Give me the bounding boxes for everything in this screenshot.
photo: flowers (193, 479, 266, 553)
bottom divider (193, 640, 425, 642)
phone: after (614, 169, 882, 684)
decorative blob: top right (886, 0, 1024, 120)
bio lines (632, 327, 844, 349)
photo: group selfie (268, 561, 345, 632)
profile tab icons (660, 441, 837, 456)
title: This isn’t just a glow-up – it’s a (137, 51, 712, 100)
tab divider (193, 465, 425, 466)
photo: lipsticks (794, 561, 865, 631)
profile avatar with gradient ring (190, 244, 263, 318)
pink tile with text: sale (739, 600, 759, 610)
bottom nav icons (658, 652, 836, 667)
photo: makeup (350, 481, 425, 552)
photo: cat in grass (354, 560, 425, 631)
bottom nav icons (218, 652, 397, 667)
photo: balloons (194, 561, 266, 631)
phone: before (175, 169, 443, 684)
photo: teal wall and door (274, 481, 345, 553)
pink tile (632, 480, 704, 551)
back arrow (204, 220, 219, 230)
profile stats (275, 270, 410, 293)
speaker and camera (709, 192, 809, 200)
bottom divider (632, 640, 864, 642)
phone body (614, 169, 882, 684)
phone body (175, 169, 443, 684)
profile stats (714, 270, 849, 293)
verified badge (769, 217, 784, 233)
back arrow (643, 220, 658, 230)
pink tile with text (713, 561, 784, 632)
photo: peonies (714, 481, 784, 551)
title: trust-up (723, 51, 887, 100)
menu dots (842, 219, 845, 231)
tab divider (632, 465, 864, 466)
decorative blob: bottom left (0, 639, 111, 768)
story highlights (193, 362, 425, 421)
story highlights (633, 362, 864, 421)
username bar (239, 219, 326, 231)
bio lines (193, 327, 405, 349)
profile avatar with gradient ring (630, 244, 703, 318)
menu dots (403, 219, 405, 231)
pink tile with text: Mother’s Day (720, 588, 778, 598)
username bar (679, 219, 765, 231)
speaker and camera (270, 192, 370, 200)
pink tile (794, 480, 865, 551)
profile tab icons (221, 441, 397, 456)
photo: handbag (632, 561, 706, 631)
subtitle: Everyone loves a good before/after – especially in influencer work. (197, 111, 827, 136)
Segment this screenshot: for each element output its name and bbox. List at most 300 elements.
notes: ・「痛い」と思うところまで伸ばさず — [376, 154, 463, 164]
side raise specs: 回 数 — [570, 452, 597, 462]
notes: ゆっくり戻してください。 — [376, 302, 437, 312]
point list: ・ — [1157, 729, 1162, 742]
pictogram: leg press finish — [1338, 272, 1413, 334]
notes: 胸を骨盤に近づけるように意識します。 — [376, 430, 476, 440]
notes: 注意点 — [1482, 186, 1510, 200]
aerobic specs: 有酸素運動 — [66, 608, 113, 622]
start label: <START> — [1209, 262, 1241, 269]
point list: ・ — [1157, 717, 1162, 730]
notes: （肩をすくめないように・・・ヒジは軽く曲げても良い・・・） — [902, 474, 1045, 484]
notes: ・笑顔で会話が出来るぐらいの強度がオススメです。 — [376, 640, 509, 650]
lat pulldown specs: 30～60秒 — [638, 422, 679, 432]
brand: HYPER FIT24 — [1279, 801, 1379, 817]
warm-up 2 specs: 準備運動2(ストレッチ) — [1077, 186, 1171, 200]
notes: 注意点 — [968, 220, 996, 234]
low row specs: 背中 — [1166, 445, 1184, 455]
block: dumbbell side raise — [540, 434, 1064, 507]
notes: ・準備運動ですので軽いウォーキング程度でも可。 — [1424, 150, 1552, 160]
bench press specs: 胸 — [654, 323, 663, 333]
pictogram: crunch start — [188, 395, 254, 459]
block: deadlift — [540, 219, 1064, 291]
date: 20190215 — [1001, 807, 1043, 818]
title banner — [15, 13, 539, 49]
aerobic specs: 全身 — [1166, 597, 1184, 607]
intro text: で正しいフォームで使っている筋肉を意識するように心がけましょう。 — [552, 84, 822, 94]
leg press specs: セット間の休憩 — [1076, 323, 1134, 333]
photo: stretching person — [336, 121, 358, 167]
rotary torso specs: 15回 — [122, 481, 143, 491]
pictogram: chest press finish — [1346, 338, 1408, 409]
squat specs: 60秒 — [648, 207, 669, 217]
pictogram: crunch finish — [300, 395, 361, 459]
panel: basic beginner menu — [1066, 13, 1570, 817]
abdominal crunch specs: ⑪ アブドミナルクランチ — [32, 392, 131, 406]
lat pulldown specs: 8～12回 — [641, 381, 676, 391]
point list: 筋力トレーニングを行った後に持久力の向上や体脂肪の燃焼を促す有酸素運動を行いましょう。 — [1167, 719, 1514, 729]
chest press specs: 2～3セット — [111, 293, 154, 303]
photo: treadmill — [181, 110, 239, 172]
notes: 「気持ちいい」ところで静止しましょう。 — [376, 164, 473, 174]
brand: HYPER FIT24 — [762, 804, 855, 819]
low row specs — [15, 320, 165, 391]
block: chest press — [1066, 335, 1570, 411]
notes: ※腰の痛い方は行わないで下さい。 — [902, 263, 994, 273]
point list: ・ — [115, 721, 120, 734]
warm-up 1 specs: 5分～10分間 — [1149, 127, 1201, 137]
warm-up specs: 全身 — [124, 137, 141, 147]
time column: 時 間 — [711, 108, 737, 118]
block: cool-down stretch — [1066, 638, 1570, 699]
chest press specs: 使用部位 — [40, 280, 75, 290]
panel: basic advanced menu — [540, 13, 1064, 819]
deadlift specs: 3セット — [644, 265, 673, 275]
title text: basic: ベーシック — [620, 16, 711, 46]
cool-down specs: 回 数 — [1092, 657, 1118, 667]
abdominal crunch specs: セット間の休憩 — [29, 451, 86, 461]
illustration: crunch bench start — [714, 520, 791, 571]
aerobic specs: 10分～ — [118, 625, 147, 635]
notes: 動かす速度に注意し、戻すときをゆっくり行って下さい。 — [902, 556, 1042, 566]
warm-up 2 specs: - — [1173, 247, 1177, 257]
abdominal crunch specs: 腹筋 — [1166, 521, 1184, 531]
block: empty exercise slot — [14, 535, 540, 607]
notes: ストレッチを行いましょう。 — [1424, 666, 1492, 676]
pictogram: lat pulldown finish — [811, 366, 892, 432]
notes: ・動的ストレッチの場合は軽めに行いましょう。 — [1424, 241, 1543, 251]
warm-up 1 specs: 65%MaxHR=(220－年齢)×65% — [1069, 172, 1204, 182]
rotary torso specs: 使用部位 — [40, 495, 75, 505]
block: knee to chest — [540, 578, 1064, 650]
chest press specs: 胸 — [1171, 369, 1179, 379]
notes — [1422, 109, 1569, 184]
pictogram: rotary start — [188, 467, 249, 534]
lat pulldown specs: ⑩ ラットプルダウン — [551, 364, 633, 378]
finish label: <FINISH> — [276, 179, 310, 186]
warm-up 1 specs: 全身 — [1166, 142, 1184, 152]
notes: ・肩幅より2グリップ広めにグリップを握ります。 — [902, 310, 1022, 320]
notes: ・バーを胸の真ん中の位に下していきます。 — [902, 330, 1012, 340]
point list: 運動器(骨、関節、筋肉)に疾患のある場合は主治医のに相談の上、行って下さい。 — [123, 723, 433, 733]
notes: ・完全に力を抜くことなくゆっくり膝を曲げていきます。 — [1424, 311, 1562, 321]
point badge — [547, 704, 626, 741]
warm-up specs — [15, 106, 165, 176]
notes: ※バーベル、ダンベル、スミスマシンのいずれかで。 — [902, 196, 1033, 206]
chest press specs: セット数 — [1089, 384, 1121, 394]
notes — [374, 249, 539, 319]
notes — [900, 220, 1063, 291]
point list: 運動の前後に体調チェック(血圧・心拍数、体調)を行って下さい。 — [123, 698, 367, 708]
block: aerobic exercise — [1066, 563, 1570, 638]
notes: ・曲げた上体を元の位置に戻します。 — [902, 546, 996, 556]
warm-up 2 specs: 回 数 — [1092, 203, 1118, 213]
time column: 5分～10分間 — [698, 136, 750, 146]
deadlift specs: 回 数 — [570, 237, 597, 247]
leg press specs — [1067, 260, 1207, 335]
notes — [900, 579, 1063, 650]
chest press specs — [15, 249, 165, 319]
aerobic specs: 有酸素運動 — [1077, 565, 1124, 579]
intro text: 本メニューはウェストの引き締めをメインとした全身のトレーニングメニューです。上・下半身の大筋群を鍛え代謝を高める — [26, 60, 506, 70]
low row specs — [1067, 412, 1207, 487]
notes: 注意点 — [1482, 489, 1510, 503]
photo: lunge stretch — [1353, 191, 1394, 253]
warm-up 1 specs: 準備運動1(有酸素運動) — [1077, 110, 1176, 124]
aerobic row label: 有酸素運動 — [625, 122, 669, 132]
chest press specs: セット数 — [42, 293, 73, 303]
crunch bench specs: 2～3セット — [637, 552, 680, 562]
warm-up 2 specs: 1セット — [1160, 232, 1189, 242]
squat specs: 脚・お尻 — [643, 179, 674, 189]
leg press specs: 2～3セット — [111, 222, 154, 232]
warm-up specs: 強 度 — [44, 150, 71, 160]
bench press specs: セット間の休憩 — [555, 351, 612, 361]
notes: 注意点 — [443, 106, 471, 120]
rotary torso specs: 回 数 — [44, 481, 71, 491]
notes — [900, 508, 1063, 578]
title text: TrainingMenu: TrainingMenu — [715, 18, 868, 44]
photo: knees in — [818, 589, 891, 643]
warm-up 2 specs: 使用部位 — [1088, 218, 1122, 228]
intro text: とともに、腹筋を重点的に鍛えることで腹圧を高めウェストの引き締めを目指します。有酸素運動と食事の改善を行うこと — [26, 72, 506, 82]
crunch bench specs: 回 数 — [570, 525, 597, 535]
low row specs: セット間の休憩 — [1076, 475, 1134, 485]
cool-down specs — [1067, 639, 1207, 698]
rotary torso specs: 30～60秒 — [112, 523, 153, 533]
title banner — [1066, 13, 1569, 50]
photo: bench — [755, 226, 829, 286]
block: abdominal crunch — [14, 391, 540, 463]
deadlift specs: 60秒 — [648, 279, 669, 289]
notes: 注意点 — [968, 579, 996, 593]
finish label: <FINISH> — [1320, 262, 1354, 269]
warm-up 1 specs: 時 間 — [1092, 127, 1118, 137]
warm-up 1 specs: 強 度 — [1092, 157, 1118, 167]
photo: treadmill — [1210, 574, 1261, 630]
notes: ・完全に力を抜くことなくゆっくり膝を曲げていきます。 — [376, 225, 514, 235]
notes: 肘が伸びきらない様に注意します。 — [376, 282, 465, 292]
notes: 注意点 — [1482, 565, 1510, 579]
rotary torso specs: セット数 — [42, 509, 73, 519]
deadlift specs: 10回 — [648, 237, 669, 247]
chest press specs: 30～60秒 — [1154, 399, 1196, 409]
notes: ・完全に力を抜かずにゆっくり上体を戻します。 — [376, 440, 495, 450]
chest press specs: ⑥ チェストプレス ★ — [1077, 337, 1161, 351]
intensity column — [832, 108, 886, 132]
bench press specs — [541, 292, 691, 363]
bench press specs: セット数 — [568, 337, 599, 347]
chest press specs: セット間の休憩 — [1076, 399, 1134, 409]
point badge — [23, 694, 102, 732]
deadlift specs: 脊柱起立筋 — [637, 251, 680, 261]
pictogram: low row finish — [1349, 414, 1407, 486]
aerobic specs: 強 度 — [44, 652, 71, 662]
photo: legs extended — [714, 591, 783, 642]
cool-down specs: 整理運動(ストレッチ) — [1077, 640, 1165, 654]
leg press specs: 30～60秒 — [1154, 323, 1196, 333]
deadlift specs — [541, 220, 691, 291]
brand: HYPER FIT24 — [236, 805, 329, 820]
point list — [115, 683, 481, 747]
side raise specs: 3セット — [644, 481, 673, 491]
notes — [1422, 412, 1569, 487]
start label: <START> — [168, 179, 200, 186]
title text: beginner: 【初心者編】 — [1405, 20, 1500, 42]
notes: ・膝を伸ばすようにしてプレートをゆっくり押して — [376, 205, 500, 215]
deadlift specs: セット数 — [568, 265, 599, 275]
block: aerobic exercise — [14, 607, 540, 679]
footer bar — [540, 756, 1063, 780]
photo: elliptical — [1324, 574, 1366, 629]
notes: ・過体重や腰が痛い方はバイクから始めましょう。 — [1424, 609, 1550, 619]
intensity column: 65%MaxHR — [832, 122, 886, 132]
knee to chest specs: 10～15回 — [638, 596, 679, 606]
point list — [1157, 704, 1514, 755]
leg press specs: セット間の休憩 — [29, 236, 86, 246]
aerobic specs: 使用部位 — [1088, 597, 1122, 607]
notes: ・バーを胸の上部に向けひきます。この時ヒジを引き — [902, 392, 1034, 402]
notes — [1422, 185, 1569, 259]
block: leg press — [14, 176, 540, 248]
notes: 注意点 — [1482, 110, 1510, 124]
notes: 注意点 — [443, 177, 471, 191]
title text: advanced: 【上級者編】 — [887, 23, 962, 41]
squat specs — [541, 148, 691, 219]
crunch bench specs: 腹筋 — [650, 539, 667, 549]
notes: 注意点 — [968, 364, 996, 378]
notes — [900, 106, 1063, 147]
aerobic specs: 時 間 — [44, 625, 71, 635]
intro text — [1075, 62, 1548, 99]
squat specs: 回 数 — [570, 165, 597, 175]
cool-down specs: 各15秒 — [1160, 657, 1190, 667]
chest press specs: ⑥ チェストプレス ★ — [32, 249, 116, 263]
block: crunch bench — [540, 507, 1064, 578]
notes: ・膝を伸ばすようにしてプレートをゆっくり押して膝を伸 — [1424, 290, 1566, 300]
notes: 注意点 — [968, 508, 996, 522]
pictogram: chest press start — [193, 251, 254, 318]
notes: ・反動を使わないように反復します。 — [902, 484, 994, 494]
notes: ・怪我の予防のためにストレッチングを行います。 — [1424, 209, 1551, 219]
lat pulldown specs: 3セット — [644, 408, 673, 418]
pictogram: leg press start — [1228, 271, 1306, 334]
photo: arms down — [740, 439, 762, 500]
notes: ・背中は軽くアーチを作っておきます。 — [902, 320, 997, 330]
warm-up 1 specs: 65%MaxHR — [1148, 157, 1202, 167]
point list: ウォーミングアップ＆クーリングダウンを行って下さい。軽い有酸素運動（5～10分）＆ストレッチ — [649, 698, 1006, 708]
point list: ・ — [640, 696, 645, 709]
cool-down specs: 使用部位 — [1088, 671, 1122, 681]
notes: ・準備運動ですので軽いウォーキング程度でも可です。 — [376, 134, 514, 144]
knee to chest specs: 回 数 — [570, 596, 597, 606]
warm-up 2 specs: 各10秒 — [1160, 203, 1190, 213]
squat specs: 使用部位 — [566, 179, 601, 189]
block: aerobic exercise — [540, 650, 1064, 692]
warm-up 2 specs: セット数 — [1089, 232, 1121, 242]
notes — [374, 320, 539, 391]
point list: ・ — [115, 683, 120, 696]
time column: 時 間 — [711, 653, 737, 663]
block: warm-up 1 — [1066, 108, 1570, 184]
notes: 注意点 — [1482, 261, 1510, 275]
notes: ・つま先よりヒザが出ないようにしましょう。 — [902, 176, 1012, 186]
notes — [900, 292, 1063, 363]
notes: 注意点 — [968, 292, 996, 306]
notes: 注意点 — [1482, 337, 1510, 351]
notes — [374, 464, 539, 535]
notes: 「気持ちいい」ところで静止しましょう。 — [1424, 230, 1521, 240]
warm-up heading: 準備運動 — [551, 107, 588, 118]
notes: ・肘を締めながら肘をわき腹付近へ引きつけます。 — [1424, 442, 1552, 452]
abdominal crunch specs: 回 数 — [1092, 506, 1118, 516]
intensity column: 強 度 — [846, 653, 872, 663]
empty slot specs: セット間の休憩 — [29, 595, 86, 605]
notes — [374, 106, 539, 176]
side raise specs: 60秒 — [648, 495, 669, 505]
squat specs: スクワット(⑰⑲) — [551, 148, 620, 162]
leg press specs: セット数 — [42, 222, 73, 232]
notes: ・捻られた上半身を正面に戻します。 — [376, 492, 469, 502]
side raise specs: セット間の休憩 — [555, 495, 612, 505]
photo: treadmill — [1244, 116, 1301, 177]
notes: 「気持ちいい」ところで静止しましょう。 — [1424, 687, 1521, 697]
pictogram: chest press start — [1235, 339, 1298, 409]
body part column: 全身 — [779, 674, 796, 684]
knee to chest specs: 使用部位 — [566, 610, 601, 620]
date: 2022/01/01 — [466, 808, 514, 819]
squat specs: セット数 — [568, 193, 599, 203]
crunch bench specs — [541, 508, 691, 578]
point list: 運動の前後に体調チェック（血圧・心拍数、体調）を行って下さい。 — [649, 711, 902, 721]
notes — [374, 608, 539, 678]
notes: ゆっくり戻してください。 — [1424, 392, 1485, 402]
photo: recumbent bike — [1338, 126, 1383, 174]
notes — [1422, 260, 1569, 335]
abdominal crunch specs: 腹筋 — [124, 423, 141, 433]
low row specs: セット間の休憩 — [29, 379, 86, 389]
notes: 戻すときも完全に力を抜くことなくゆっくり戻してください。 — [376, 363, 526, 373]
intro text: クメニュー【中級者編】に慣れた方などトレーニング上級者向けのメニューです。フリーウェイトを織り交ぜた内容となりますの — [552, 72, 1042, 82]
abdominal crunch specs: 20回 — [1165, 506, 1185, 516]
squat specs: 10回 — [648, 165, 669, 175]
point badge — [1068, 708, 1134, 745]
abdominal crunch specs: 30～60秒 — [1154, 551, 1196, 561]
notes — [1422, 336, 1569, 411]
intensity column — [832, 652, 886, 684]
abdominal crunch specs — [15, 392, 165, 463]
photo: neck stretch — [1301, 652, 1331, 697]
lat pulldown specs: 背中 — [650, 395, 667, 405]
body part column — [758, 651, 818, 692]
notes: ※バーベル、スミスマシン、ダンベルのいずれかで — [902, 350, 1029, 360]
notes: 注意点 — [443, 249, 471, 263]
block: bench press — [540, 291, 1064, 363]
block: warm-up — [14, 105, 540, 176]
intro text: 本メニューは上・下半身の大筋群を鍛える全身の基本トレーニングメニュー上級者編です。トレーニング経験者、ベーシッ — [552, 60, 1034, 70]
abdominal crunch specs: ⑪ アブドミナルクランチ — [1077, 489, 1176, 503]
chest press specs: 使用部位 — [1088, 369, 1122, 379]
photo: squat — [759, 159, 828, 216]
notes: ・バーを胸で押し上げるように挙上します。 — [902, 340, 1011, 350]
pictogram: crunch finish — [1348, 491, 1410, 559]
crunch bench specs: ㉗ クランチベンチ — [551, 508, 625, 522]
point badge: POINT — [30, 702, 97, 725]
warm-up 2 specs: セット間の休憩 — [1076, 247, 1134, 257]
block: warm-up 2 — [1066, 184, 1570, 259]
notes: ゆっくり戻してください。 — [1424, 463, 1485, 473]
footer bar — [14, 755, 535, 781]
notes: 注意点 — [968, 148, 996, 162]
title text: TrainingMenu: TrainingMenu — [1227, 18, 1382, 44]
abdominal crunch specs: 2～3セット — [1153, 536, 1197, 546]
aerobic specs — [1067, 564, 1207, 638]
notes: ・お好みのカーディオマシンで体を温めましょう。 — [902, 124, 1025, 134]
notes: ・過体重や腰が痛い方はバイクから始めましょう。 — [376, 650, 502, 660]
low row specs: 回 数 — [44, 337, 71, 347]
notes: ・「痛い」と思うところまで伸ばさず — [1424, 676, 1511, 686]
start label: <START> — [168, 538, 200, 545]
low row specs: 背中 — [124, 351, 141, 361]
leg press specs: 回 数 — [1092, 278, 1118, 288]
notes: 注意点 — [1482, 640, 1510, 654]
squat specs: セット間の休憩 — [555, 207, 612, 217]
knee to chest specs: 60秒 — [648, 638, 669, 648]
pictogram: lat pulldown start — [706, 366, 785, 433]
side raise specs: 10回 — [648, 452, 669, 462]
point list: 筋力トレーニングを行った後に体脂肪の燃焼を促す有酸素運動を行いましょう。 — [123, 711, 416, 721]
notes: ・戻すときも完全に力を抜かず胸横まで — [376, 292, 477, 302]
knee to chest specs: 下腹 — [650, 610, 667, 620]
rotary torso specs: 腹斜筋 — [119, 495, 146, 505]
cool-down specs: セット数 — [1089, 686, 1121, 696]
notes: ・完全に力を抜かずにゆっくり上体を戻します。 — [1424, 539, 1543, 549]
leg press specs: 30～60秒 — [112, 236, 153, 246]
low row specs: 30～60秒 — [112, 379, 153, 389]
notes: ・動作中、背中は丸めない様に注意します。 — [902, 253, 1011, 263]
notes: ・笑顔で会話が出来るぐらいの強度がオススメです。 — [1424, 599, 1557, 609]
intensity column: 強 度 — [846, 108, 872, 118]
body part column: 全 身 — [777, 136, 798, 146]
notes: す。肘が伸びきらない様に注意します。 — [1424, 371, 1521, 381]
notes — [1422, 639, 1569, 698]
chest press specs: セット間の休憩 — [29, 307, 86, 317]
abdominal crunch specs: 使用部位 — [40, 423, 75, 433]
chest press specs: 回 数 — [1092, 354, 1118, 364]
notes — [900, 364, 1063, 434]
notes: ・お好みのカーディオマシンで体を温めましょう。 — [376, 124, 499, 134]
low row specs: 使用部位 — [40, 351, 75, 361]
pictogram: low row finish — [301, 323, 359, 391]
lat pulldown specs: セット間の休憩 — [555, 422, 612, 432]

▶ **Directive**: Collect every row above that contains the word "body" and copy each of those rows in full.

▶ **Task output**:
phone body (614, 169, 882, 684)
phone body (175, 169, 443, 684)
body part column: 全身 — [779, 674, 796, 684]
body part column — [758, 651, 818, 692]
body part column: 全 身 — [777, 136, 798, 146]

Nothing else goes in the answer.